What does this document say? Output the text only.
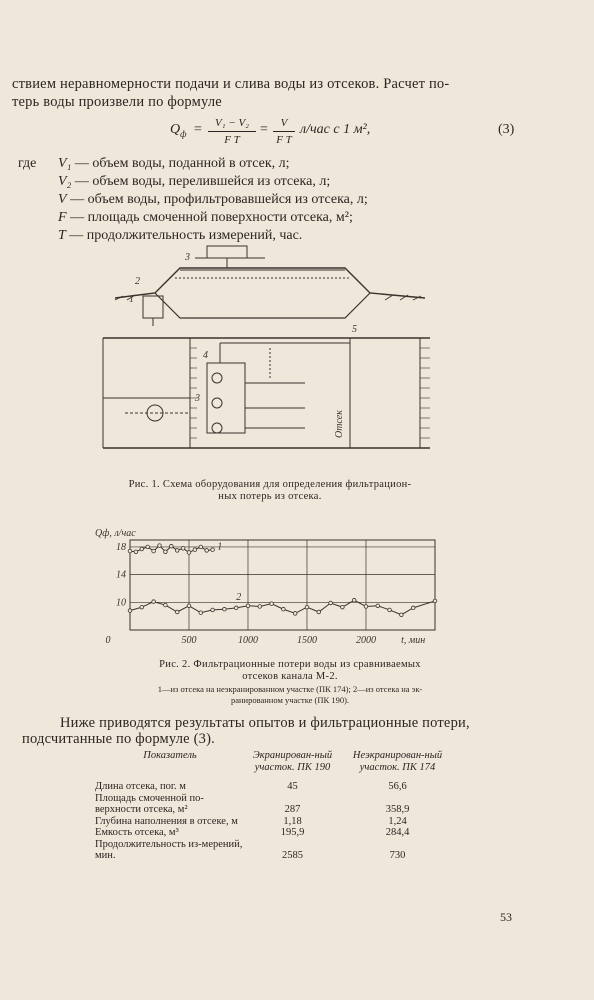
ствием неравномерности подачи и слива воды из отсеков. Расчет по-
терь воды произвели по формуле
$Q_ф$ =	V₁ − V₂
F T
=	V
F T
л/час с 1 м²,	(3)
где V₁ — объем воды, поданной в отсек, л;
V₂ — объем воды, перелившейся из отсека, л;
V — объем воды, профильтровавшейся из отсека, л;
F — площадь смоченной поверхности отсека, м²;
T — продолжительность измерений, час.
3
2
1
4
3
5
Отсек
Рис. 1. Схема оборудования для определения фильтрацион-
ных потерь из отсека.
18
14
10
0	500	1000	1500	2000	t, мин
Qф, л/час
1
2
Рис. 2. Фильтрационные потери воды из сравниваемых
отсеков канала М-2.
1—из отсека на неэкранированном участке (ПК 174); 2—из отсека на эк-
ранированном участке (ПК 190).
Ниже приводятся результаты опытов и фильтрационные потери,
подсчитанные по формуле (3).
Показатель	Экранирован-ный участок. ПК 190	Неэкранирован-ный участок. ПК 174

Длина отсека, пог. м	45	56,6
Площадь смоченной по-верхности отсека, м²	287	358,9
Глубина наполнения в отсеке, м	1,18	1,24
Емкость отсека, м³	195,9	284,4
Продолжительность из-мерений, мин.	2585	730
53
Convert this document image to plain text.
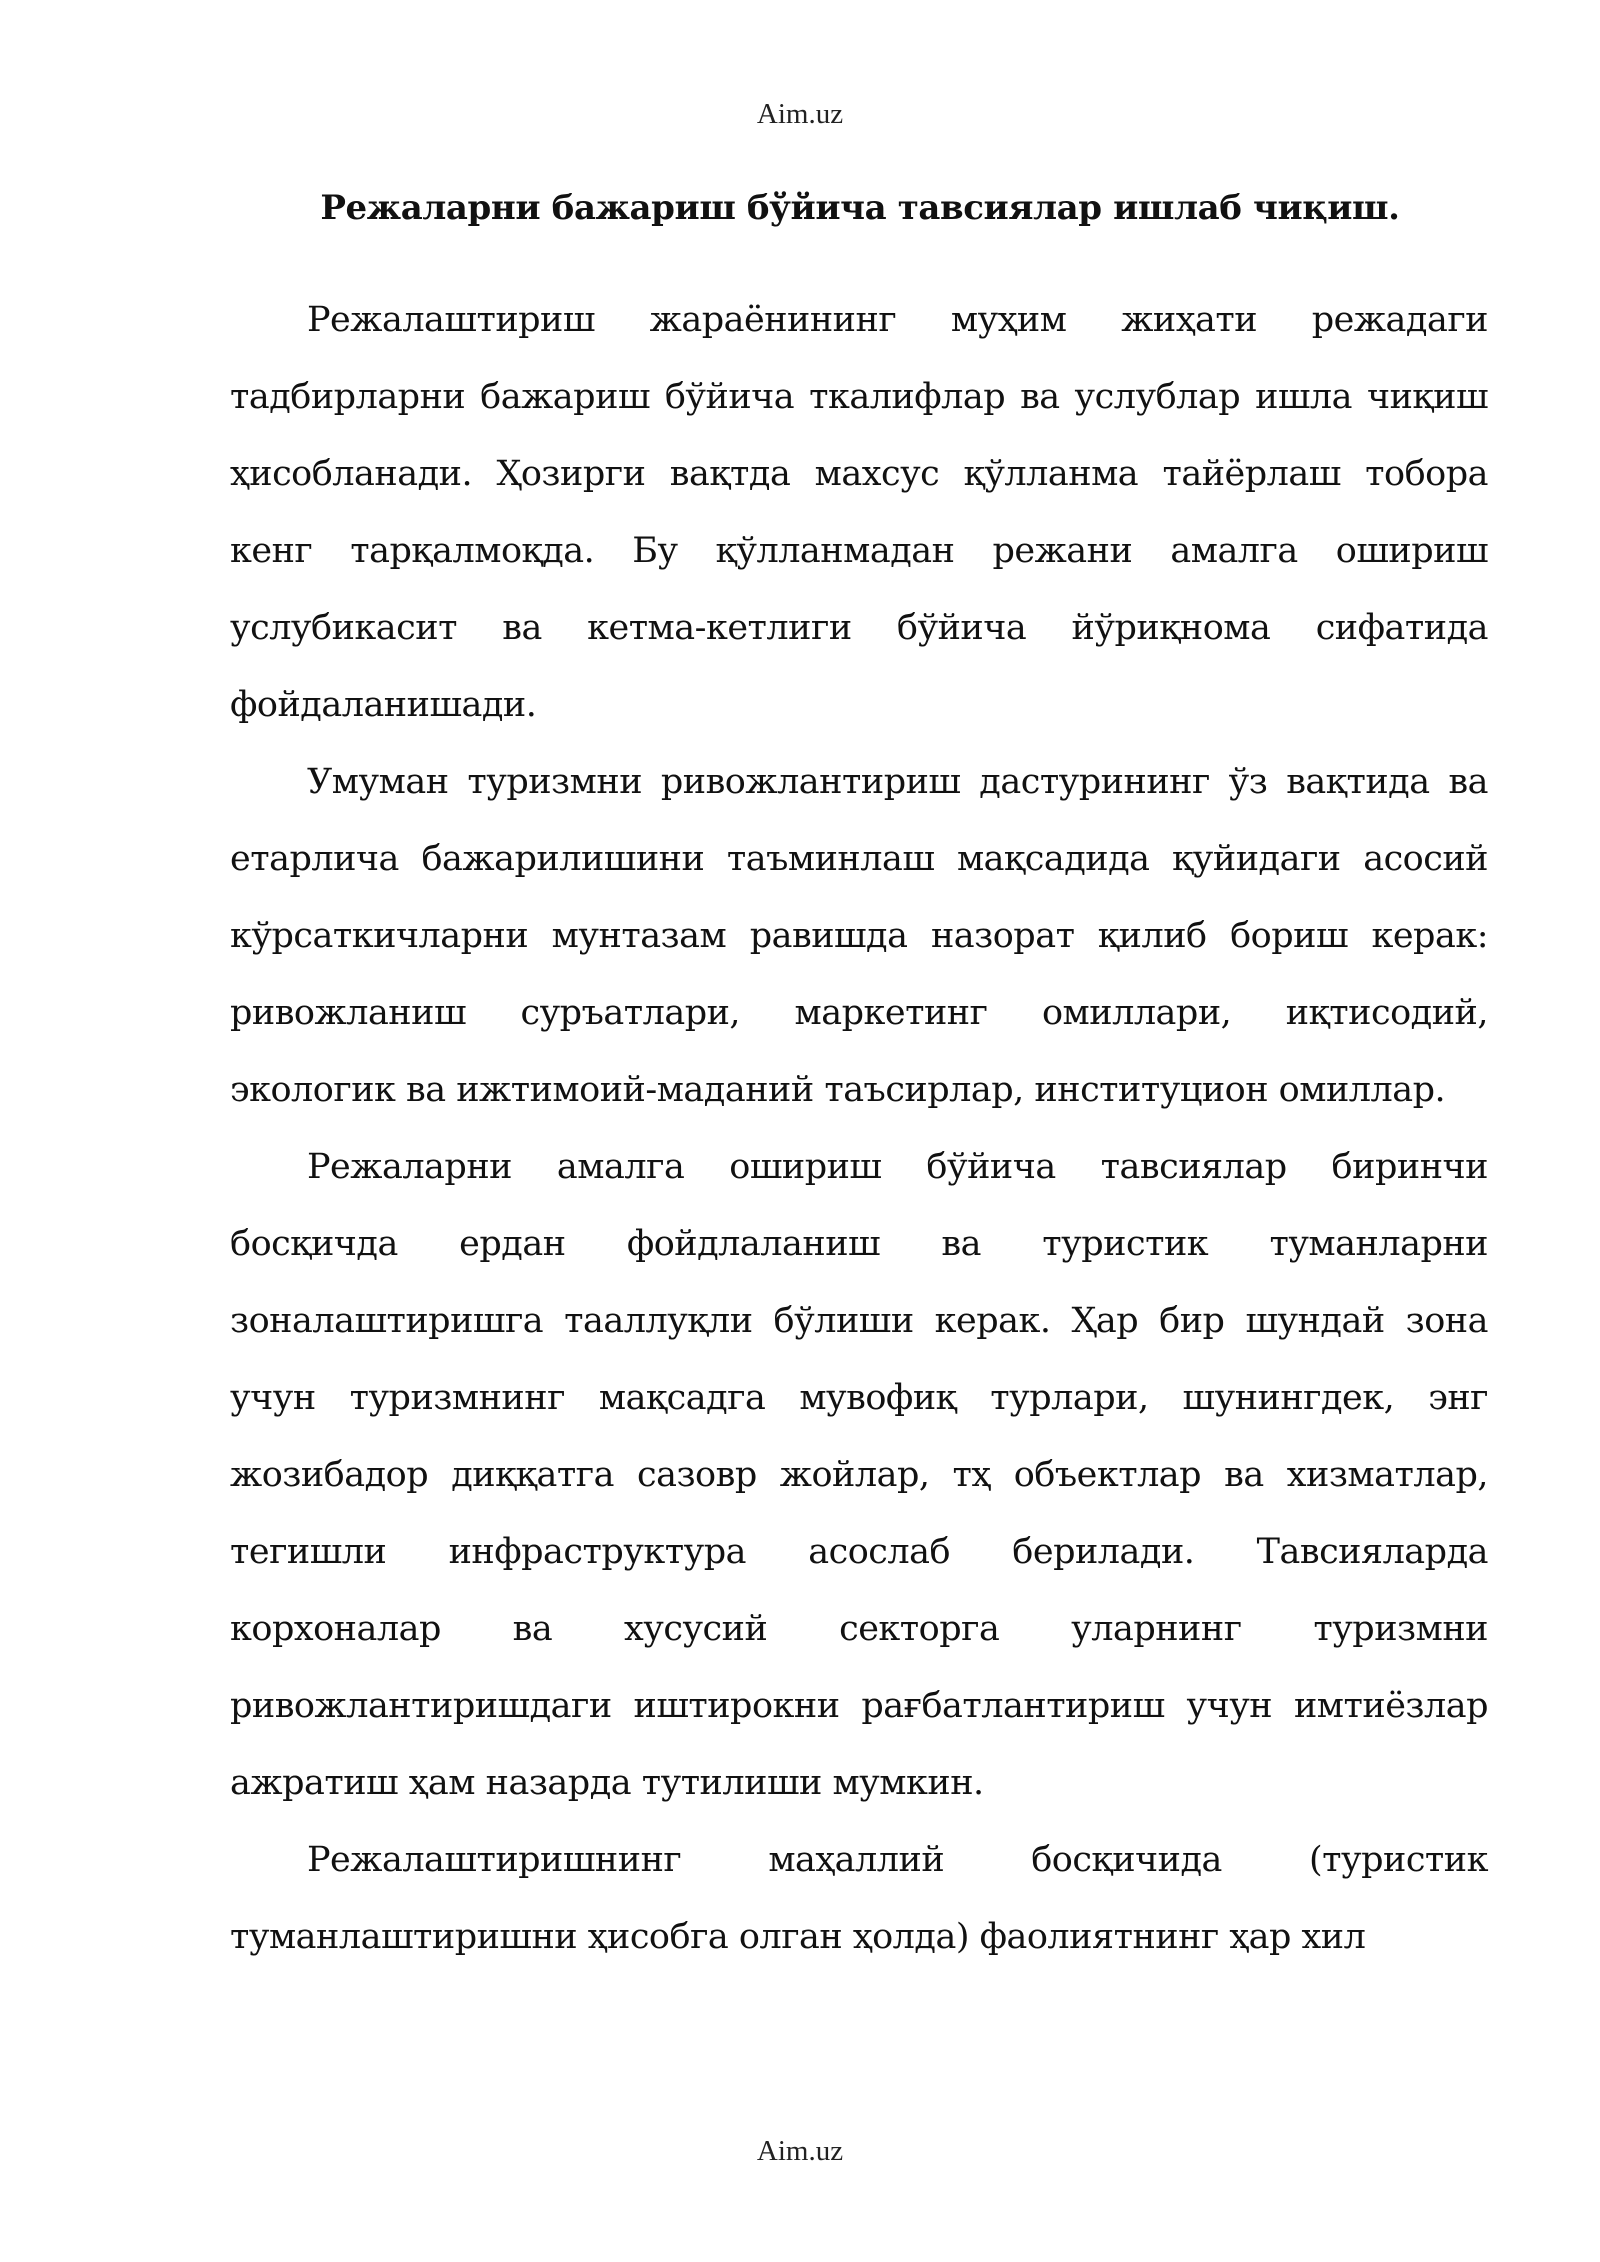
Aim.uz
Режаларни бажариш бўйича тавсиялар ишлаб чиқиш.

Режалаштириш жараёнининг муҳим жиҳати режадаги тадбирларни бажариш бўйича ткалифлар ва услублар ишла чиқиш ҳисобланади. Ҳозирги вақтда махсус қўлланма тайёрлаш тобора кенг тарқалмоқда. Бу қўлланмадан режани амалга ошириш услубикасит ва кетма-кетлиги бўйича йўриқнома сифатида фойдаланишади.

Умуман туризмни ривожлантириш дастурининг ўз вақтида ва етарлича бажарилишини таъминлаш мақсадида қуйидаги асосий кўрсаткичларни мунтазам равишда назорат қилиб бориш керак: ривожланиш суръатлари, маркетинг омиллари, иқтисодий, экологик ва ижтимоий-маданий таъсирлар, институцион омиллар.

Режаларни амалга ошириш бўйича тавсиялар биринчи босқичда ердан фойдлаланиш ва туристик туманларни зоналаштиришга тааллуқли бўлиши керак. Ҳар бир шундай зона учун туризмнинг мақсадга мувофиқ турлари, шунингдек, энг жозибадор диққатга сазовр жойлар, тҳ объектлар ва хизматлар, тегишли инфраструктура асослаб берилади. Тавсияларда корхоналар ва хусусий секторга уларнинг туризмни ривожлантиришдаги иштирокни рағбатлантириш учун имтиёзлар ажратиш ҳам назарда тутилиши мумкин.

Режалаштиришнинг маҳаллий босқичида (туристик туманлаштиришни ҳисобга олган ҳолда) фаолиятнинг ҳар хил

Aim.uz
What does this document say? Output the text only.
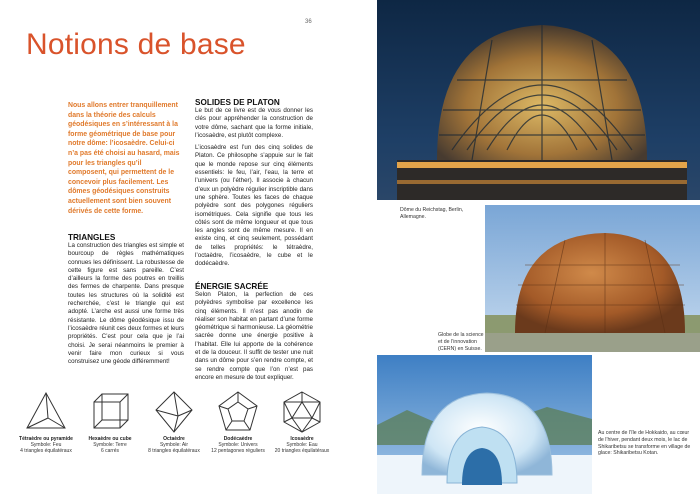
36
Notions de base

Nous allons entrer tranquillement dans la théorie des calculs géodésiques en s’intéressant à la forme géométrique de base pour notre dôme: l’icosaèdre. Celui-ci n’a pas été choisi au hasard, mais pour les triangles qu’il composent, qui permettent de le concevoir plus facilement. Les dômes géodésiques construits actuellement sont bien souvent dérivés de cette forme.

TRIANGLES

La construction des triangles est simple et bourcoup de règles mathématiques connues les définissent. La robustesse de cette figure est sans pareille. C’est d’ailleurs la forme des poutres en treillis des fermes de charpente. Dans presque toutes les structures où la solidité est recherchée, c’est le triangle qui est adopté. L’arche est aussi une forme très résistante. Le dôme géodésique issu de l’icosaèdre réunit ces deux formes et leurs propriétés. C’est pour cela que je l’ai choisi. Je serai néanmoins le premier à venir faire mon curieux si vous construisez une géode différemment!

SOLIDES DE PLATON

Le but de ce livre est de vous donner les clés pour appréhender la construction de votre dôme, sachant que la forme initiale, l’icosaèdre, est plutôt complexe.

L’icosaèdre est l’un des cinq solides de Platon. Ce philosophe s’appuie sur le fait que le monde repose sur cinq éléments essentiels: le feu, l’air, l’eau, la terre et l’univers (ou l’éther). Il associe à chacun d’eux un polyèdre régulier inscriptible dans une sphère. Toutes les faces de chaque polyèdre sont des polygones réguliers isométriques. Cela signifie que tous les côtés sont de même longueur et que tous les angles sont de même mesure. Il en existe cinq, et cinq seulement, possédant de telles propriétés: le tétraèdre, l’octaèdre, l’icosaèdre, le cube et le dodécaèdre.

ÉNERGIE SACRÉE

Selon Platon, la perfection de ces polyèdres symbolise par excellence les cinq éléments. Il n’est pas anodin de réaliser son habitat en partant d’une forme géométrique si harmonieuse. La géométrie sacrée donne une énergie positive à l’habitat. Elle lui apporte de la cohérence et de la douceur. Il suffit de tester une nuit dans un dôme pour s’en rendre compte, et se rendre compte que l’on n’est pas encore en mesure de tout expliquer.

Dôme du Reichstag, Berlin, Allemagne.
Globe de la science et de l’innovation (CERN) en Suisse.
Au centre de l’île de Hokkaido, au cœur de l’hiver, pendant deux mois, le lac de Shikaribetsu se transforme en village de glace: Shikaribetsu Kotan.
Tétraèdre ou pyramide
Symbole: Feu
4 triangles équilatéraux
Hexaèdre ou cube
Symbole: Terre
6 carrés
Octaèdre
Symbole: Air
8 triangles équilatéraux
Dodécaèdre
Symbole: Univers
12 pentagones réguliers
Icosaèdre
Symbole: Eau
20 triangles équilatéraux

*****

> _Short task_:
Quote the listing above in full, except for the pictures.

> _Written answer_:
What does this document say? Output the text only.
ствием неравномерности подачи и слива воды из отсеков. Расчет по-
терь воды произвели по формуле
$Q_ф$ =	V₁ − V₂
F T
=	V
F T
л/час с 1 м²,	(3)
где V₁ — объем воды, поданной в отсек, л;
V₂ — объем воды, перелившейся из отсека, л;
V — объем воды, профильтровавшейся из отсека, л;
F — площадь смоченной поверхности отсека, м²;
T — продолжительность измерений, час.
3
2
1
4
3
5
Отсек
Рис. 1. Схема оборудования для определения фильтрацион-
ных потерь из отсека.
18
14
10
0	500	1000	1500	2000	t, мин
Qф, л/час
1
2
Рис. 2. Фильтрационные потери воды из сравниваемых
отсеков канала М-2.
1—из отсека на неэкранированном участке (ПК 174); 2—из отсека на эк-
ранированном участке (ПК 190).
Ниже приводятся результаты опытов и фильтрационные потери,
подсчитанные по формуле (3).
Показатель	Экранирован-ный участок. ПК 190	Неэкранирован-ный участок. ПК 174

Длина отсека, пог. м	45	56,6
Площадь смоченной по-верхности отсека, м²	287	358,9
Глубина наполнения в отсеке, м	1,18	1,24
Емкость отсека, м³	195,9	284,4
Продолжительность из-мерений, мин.	2585	730
53
Convert this document image to plain text.
Aim.uz
Режаларни бажариш бўйича тавсиялар ишлаб чиқиш.

Режалаштириш жараёнининг муҳим жиҳати режадаги тадбирларни бажариш бўйича ткалифлар ва услублар ишла чиқиш ҳисобланади. Ҳозирги вақтда махсус қўлланма тайёрлаш тобора кенг тарқалмоқда. Бу қўлланмадан режани амалга ошириш услубикасит ва кетма-кетлиги бўйича йўриқнома сифатида фойдаланишади.

Умуман туризмни ривожлантириш дастурининг ўз вақтида ва етарлича бажарилишини таъминлаш мақсадида қуйидаги асосий кўрсаткичларни мунтазам равишда назорат қилиб бориш керак: ривожланиш суръатлари, маркетинг омиллари, иқтисодий, экологик ва ижтимоий-маданий таъсирлар, институцион омиллар.

Режаларни амалга ошириш бўйича тавсиялар биринчи босқичда ердан фойдлаланиш ва туристик туманларни зоналаштиришга тааллуқли бўлиши керак. Ҳар бир шундай зона учун туризмнинг мақсадга мувофиқ турлари, шунингдек, энг жозибадор диққатга сазовр жойлар, тҳ объектлар ва хизматлар, тегишли инфраструктура асослаб берилади. Тавсияларда корхоналар ва хусусий секторга уларнинг туризмни ривожлантиришдаги иштирокни рағбатлантириш учун имтиёзлар ажратиш ҳам назарда тутилиши мумкин.

Режалаштиришнинг маҳаллий босқичида (туристик туманлаштиришни ҳисобга олган ҳолда) фаолиятнинг ҳар хил

Aim.uz
What does this document say? Output the text only.
36
Notions de base

Nous allons entrer tranquillement dans la théorie des calculs géodésiques en s’intéressant à la forme géométrique de base pour notre dôme: l’icosaèdre. Celui-ci n’a pas été choisi au hasard, mais pour les triangles qu’il composent, qui permettent de le concevoir plus facilement. Les dômes géodésiques construits actuellement sont bien souvent dérivés de cette forme.

TRIANGLES

La construction des triangles est simple et bourcoup de règles mathématiques connues les définissent. La robustesse de cette figure est sans pareille. C’est d’ailleurs la forme des poutres en treillis des fermes de charpente. Dans presque toutes les structures où la solidité est recherchée, c’est le triangle qui est adopté. L’arche est aussi une forme très résistante. Le dôme géodésique issu de l’icosaèdre réunit ces deux formes et leurs propriétés. C’est pour cela que je l’ai choisi. Je serai néanmoins le premier à venir faire mon curieux si vous construisez une géode différemment!

SOLIDES DE PLATON

Le but de ce livre est de vous donner les clés pour appréhender la construction de votre dôme, sachant que la forme initiale, l’icosaèdre, est plutôt complexe.

L’icosaèdre est l’un des cinq solides de Platon. Ce philosophe s’appuie sur le fait que le monde repose sur cinq éléments essentiels: le feu, l’air, l’eau, la terre et l’univers (ou l’éther). Il associe à chacun d’eux un polyèdre régulier inscriptible dans une sphère. Toutes les faces de chaque polyèdre sont des polygones réguliers isométriques. Cela signifie que tous les côtés sont de même longueur et que tous les angles sont de même mesure. Il en existe cinq, et cinq seulement, possédant de telles propriétés: le tétraèdre, l’octaèdre, l’icosaèdre, le cube et le dodécaèdre.

ÉNERGIE SACRÉE

Selon Platon, la perfection de ces polyèdres symbolise par excellence les cinq éléments. Il n’est pas anodin de réaliser son habitat en partant d’une forme géométrique si harmonieuse. La géométrie sacrée donne une énergie positive à l’habitat. Elle lui apporte de la cohérence et de la douceur. Il suffit de tester une nuit dans un dôme pour s’en rendre compte, et se rendre compte que l’on n’est pas encore en mesure de tout expliquer.

Dôme du Reichstag, Berlin, Allemagne.
Globe de la science et de l’innovation (CERN) en Suisse.
Au centre de l’île de Hokkaido, au cœur de l’hiver, pendant deux mois, le lac de Shikaribetsu se transforme en village de glace: Shikaribetsu Kotan.
Tétraèdre ou pyramide
Symbole: Feu
4 triangles équilatéraux
Hexaèdre ou cube
Symbole: Terre
6 carrés
Octaèdre
Symbole: Air
8 triangles équilatéraux
Dodécaèdre
Symbole: Univers
12 pentagones réguliers
Icosaèdre
Symbole: Eau
20 triangles équilatéraux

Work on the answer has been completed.